SHORT EXERCISE: Filter the records below for the word "source". Copy each line that holds it.

(Dataset excerpt)
——————

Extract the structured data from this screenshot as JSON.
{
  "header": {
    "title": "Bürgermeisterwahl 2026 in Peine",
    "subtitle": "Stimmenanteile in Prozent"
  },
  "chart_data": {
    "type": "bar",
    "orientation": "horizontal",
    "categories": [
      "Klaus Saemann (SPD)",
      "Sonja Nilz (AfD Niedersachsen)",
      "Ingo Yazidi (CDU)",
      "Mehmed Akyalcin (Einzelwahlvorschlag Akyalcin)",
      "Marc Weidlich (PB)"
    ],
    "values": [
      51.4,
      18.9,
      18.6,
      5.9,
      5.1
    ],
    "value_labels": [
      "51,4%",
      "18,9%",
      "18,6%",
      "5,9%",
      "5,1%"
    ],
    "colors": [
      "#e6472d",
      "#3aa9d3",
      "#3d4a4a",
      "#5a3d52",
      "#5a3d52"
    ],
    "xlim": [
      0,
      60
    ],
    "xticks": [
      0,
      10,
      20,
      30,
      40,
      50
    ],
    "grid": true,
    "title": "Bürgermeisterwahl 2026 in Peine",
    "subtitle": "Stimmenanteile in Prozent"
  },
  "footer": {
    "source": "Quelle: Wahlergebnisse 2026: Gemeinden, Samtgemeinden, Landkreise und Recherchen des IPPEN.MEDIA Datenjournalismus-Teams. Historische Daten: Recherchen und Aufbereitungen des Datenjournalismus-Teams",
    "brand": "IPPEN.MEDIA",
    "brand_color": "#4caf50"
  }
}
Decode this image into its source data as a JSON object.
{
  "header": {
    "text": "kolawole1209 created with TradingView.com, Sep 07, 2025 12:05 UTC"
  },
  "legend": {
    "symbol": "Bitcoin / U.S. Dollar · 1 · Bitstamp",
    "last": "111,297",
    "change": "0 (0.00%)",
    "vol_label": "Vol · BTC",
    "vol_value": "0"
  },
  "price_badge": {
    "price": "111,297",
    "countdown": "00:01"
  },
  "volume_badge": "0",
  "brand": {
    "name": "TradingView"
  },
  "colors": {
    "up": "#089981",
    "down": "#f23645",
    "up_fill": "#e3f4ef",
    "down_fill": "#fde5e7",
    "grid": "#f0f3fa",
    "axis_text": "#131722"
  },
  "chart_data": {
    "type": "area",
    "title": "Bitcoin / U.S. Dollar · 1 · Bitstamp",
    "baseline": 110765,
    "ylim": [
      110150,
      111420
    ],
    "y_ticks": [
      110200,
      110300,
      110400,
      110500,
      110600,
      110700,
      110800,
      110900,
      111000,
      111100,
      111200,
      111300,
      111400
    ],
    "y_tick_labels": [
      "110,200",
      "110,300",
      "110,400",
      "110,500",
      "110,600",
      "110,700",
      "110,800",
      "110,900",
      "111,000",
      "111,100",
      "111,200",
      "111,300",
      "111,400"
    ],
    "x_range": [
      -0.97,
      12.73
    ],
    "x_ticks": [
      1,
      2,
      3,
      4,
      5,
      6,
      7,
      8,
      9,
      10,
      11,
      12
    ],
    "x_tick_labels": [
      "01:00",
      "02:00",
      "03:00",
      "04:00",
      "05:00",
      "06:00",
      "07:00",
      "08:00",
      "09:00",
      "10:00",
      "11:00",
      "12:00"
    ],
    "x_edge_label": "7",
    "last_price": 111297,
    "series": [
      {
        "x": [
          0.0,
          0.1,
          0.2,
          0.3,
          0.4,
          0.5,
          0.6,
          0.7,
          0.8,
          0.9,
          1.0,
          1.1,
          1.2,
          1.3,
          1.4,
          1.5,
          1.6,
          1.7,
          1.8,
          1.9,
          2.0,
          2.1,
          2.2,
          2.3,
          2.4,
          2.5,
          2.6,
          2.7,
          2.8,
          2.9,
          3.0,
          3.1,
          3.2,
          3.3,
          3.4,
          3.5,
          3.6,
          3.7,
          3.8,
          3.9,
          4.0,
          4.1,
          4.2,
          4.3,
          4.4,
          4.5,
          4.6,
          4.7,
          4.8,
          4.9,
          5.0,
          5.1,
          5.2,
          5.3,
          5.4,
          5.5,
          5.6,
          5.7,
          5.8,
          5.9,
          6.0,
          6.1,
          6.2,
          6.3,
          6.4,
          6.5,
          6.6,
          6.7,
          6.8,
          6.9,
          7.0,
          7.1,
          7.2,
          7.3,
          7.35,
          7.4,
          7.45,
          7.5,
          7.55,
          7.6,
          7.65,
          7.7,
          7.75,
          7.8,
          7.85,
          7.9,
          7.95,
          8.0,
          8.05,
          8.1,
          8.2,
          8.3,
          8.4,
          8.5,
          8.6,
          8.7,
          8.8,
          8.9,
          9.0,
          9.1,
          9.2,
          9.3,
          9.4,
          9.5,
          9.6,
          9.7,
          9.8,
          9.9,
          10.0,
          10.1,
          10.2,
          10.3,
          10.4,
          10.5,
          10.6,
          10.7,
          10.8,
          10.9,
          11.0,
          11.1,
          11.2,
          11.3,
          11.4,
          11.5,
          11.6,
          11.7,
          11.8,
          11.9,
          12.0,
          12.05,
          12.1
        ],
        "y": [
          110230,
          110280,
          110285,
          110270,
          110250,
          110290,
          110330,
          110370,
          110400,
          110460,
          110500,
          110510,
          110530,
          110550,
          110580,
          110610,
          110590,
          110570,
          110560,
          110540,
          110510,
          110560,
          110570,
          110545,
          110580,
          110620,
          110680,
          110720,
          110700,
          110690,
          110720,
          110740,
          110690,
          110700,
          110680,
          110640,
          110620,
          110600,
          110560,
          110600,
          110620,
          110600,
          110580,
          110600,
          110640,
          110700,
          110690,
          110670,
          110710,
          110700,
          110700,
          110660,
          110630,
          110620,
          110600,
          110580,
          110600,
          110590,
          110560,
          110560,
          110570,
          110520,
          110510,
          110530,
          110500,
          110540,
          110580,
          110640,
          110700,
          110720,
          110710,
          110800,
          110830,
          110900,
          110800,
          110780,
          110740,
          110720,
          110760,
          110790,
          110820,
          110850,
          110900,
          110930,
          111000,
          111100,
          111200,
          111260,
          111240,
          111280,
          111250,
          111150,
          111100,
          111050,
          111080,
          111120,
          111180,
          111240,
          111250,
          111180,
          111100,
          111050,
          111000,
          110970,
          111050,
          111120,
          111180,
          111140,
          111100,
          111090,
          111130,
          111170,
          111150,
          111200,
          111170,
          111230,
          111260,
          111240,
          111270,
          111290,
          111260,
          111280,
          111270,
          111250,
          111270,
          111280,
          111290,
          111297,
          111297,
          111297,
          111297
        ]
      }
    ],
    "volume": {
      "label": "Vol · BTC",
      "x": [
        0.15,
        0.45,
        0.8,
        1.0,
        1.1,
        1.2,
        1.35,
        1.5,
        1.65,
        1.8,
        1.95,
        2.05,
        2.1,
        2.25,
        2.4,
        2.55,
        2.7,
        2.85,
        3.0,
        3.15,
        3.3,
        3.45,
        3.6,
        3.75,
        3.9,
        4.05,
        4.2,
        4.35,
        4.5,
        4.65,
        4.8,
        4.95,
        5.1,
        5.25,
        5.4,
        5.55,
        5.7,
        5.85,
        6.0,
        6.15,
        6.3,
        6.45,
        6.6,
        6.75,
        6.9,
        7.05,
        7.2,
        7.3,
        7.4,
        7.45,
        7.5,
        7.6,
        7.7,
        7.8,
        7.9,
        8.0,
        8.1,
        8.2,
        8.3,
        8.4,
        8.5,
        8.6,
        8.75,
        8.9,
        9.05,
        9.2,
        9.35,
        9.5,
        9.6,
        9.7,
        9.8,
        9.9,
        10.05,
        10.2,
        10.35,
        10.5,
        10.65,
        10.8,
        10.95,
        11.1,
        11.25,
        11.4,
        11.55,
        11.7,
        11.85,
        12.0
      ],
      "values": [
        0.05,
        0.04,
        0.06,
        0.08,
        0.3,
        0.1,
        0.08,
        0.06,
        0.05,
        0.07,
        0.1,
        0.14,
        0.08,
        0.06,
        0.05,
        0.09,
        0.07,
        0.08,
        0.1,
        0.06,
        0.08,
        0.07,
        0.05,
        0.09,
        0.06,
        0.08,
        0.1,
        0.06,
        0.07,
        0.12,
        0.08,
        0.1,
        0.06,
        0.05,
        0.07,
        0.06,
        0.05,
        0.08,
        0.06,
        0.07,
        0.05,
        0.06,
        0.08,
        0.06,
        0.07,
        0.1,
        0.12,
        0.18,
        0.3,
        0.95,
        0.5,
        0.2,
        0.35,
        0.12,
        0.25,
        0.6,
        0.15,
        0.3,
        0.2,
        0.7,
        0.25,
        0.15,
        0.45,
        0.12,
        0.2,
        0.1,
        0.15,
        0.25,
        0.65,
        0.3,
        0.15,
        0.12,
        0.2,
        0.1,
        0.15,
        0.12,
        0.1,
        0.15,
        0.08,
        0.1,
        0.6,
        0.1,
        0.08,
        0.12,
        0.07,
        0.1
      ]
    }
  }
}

——————

SOLVED EXERCISE:
    "source": "Quelle: Wahlergebnisse 2026: Gemeinden, Samtgemeinden, Landkreise und Recherchen des IPPEN.MEDIA Datenjournalismus-Teams. Historische Daten: Recherchen und Aufbereitungen des Datenjournalismus-Teams",
Decode this image into its source data as a JSON object.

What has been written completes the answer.